- _REQUEST_:
Give the count of lines that include the string "name". Add nothing to it.

— BEGIN MATERIAL PROVIDED —

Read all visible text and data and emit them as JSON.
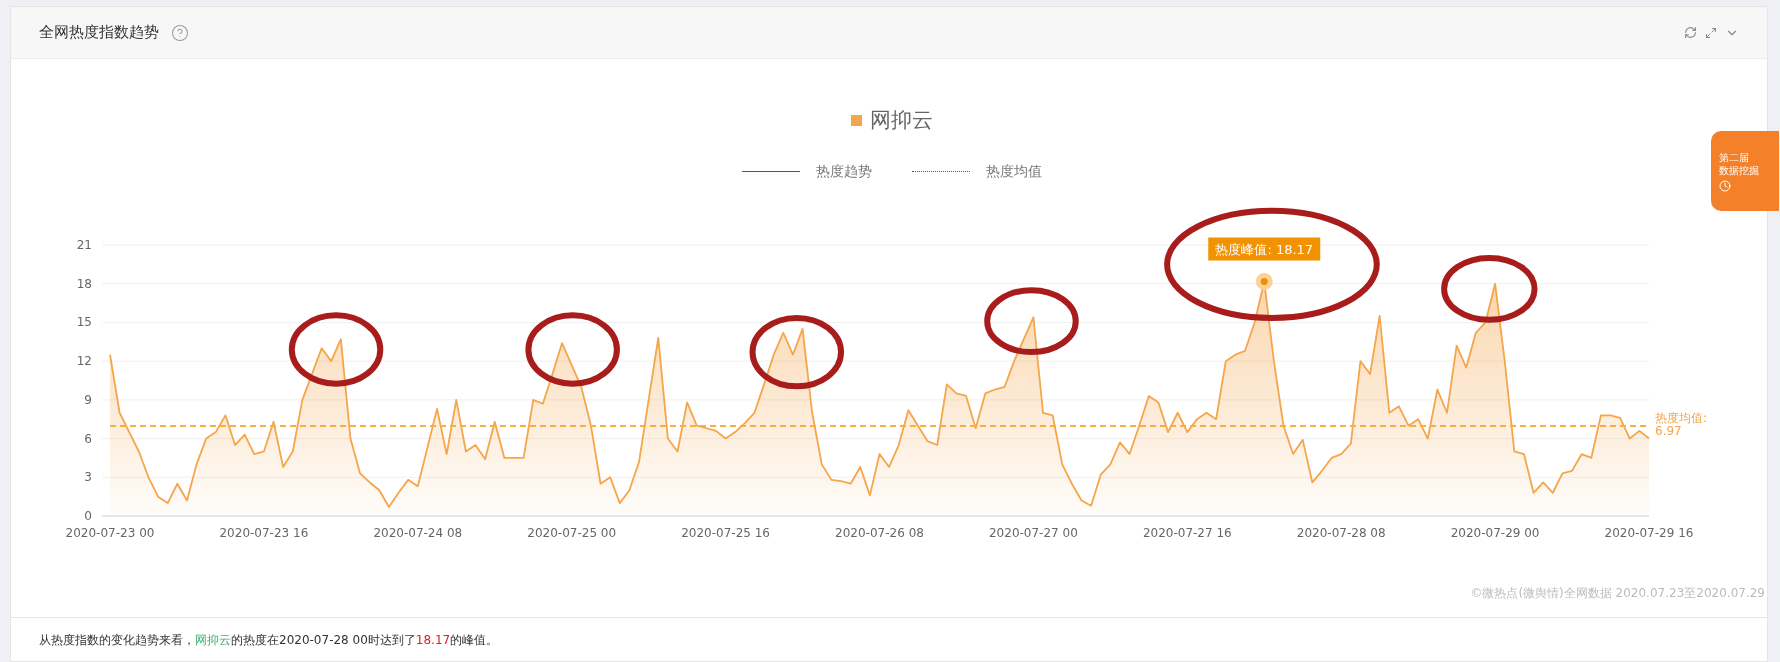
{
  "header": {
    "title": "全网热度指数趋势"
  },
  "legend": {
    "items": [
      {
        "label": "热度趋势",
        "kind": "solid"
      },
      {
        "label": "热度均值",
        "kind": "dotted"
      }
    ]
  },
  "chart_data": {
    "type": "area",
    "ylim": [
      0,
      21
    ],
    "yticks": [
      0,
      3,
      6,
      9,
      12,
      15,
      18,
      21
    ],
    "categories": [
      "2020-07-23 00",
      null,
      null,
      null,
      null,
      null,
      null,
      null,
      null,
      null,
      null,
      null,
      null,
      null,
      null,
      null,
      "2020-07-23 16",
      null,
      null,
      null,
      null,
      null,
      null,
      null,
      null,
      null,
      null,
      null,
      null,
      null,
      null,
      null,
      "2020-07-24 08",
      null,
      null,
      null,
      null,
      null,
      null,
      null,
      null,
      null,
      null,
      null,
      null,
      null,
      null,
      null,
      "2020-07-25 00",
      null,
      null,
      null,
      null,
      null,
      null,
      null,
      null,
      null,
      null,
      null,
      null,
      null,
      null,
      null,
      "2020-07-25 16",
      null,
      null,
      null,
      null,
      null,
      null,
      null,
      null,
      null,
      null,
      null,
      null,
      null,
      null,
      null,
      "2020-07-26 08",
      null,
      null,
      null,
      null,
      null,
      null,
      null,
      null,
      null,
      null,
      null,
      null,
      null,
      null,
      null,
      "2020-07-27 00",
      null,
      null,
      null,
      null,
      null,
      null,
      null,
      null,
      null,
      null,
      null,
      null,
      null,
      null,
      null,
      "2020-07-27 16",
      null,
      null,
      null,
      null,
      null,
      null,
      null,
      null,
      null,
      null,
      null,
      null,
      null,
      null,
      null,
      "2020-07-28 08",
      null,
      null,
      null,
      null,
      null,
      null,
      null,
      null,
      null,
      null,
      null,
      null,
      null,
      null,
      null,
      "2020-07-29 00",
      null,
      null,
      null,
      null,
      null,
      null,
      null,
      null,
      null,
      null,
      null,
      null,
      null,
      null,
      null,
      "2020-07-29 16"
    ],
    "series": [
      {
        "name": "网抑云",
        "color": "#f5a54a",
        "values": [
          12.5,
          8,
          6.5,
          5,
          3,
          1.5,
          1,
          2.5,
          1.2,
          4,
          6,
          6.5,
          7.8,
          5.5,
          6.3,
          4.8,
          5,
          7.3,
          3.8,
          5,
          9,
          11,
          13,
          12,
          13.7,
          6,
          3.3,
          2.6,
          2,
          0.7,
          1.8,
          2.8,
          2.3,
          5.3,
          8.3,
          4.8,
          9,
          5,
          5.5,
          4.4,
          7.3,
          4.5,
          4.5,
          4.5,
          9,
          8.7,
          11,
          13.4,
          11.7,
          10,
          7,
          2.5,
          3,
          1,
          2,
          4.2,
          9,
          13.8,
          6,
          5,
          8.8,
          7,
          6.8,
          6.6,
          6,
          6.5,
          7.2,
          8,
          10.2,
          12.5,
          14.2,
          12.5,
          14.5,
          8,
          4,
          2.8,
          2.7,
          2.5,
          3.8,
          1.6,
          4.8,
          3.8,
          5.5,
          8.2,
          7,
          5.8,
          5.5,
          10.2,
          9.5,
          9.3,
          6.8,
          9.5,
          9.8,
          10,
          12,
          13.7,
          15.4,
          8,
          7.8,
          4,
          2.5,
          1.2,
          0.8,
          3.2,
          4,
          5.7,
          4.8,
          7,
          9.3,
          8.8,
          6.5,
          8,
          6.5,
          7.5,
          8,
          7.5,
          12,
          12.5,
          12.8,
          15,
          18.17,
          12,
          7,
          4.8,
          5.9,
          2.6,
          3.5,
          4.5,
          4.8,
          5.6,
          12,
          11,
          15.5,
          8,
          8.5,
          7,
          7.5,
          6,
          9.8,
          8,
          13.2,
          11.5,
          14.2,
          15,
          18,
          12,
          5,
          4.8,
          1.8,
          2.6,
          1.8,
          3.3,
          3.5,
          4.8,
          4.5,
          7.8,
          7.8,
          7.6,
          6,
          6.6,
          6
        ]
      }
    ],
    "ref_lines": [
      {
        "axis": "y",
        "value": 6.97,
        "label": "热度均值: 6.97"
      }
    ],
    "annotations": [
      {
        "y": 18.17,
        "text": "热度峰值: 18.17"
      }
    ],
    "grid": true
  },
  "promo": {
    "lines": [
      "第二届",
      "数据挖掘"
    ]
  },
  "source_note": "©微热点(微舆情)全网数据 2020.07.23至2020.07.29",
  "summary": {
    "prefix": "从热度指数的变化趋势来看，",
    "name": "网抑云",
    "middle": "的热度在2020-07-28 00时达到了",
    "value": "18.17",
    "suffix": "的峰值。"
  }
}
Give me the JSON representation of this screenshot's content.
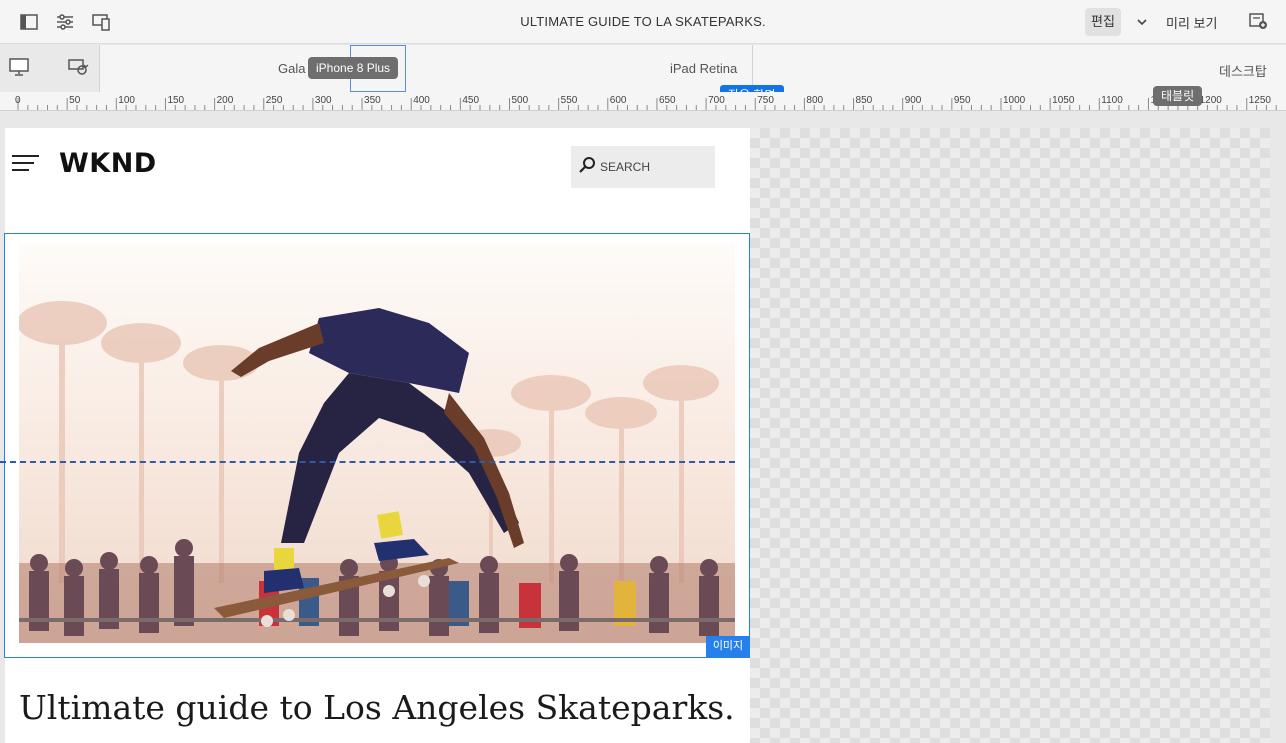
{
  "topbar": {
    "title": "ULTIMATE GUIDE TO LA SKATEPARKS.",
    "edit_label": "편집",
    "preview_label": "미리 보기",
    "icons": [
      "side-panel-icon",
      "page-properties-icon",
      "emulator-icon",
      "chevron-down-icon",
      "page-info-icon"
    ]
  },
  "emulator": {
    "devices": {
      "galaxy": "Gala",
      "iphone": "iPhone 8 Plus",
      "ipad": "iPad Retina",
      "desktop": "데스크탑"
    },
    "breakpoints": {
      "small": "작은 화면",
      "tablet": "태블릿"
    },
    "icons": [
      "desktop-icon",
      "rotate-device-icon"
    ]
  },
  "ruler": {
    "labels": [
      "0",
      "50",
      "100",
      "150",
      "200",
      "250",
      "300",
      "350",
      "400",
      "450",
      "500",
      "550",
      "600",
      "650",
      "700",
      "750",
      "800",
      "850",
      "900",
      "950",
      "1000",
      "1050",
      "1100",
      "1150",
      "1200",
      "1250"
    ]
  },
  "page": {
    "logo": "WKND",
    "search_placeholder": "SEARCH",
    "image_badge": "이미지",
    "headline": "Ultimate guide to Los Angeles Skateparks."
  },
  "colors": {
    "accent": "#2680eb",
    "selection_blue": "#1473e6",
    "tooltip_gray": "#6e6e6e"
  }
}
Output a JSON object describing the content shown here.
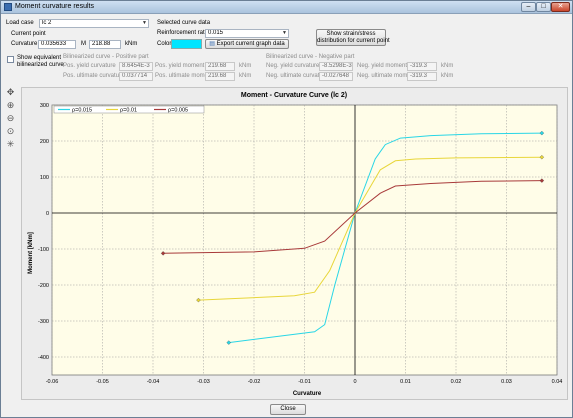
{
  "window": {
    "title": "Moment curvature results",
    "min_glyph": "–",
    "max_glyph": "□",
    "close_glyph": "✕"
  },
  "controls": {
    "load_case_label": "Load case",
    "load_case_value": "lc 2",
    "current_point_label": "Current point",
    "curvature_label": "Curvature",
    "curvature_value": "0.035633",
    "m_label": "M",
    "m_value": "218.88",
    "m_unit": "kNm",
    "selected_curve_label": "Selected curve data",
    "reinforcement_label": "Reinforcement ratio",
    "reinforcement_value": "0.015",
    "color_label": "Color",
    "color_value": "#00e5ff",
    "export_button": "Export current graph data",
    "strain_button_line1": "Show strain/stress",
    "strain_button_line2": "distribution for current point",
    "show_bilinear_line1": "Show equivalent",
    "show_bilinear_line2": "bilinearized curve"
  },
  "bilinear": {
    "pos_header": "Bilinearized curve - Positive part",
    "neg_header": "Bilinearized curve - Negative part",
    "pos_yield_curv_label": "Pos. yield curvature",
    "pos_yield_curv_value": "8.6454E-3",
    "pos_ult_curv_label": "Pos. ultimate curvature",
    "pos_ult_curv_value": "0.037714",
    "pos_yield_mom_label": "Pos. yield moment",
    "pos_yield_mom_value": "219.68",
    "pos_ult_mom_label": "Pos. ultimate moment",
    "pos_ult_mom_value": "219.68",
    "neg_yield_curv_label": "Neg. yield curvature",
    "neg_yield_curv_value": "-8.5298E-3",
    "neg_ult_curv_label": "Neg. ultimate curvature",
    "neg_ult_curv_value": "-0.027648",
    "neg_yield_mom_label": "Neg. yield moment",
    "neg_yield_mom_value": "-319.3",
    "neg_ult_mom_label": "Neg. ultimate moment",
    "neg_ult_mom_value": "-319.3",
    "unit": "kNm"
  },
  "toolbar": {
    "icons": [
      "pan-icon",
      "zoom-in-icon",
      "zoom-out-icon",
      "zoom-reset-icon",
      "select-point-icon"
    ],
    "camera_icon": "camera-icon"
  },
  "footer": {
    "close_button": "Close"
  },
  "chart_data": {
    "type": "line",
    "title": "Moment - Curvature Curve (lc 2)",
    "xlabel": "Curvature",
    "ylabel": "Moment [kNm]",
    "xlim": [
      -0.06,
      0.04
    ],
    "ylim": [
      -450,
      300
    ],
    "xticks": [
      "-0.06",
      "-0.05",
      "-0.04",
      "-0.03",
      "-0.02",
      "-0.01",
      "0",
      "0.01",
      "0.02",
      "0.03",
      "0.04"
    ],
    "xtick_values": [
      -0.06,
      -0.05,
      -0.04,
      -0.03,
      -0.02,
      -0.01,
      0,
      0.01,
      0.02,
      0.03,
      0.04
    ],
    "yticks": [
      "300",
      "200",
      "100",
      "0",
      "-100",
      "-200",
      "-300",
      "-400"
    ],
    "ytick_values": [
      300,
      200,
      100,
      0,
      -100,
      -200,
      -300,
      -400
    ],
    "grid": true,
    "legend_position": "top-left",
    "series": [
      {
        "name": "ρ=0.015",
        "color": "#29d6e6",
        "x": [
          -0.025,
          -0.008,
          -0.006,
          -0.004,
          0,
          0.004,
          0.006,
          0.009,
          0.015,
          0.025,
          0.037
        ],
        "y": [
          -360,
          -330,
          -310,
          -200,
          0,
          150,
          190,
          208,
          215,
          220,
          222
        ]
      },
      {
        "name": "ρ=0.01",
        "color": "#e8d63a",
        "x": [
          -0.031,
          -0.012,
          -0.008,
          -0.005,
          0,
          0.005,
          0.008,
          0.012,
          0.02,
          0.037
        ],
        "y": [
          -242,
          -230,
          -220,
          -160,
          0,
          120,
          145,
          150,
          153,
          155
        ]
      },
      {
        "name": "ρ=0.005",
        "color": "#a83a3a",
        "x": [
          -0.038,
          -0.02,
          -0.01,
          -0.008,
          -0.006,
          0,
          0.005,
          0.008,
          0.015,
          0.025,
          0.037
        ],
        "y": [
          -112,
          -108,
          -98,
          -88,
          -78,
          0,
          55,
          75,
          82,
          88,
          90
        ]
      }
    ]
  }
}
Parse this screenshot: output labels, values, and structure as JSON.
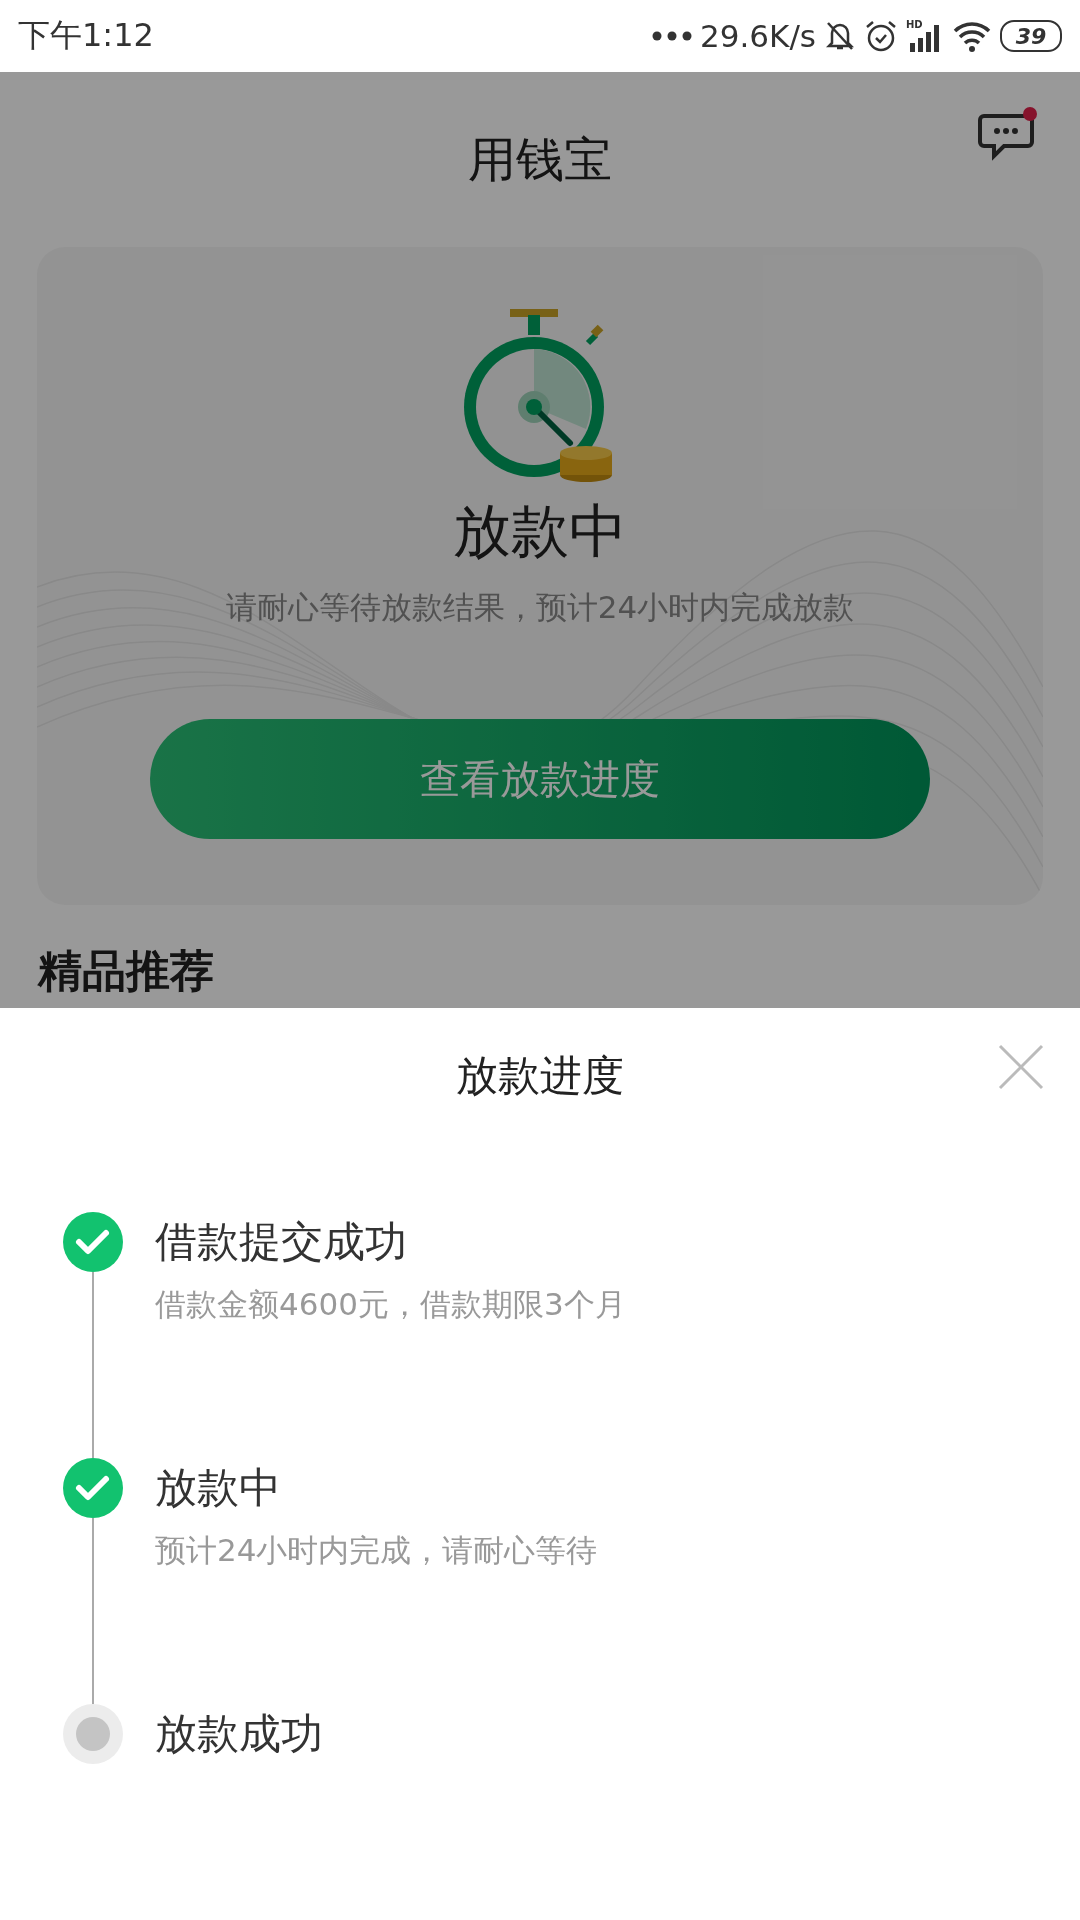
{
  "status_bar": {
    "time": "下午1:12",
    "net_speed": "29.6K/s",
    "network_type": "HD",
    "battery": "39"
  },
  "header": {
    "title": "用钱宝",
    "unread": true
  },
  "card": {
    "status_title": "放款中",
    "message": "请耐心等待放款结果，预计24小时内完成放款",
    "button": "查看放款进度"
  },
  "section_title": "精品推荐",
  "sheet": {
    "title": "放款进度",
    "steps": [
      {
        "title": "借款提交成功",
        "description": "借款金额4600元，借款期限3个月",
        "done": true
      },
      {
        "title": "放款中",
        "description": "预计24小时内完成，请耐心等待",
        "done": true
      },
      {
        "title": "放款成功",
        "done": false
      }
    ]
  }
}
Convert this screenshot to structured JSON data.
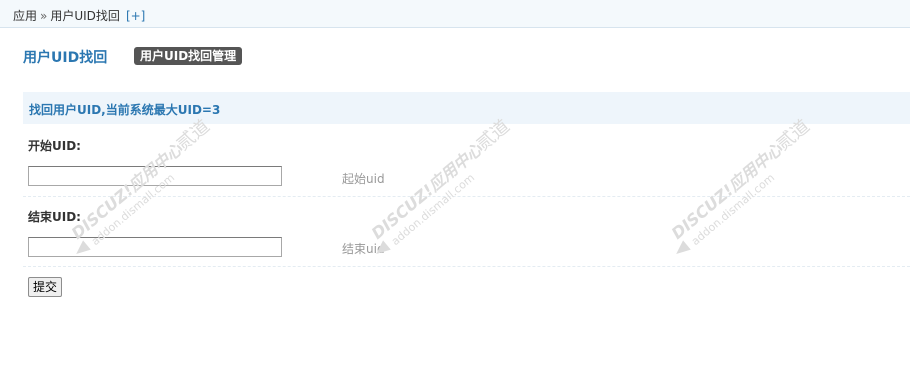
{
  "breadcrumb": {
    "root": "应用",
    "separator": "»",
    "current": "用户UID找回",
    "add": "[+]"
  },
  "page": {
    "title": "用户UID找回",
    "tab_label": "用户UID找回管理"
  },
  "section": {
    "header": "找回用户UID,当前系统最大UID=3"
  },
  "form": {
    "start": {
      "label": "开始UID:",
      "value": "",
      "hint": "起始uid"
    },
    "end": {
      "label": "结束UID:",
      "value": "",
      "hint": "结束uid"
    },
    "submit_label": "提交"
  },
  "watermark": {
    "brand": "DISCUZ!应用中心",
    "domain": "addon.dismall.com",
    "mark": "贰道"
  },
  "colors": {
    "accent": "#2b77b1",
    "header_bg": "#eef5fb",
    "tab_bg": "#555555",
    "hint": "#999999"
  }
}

— END MATERIAL PROVIDED —

- _TASK ANSWER_:
5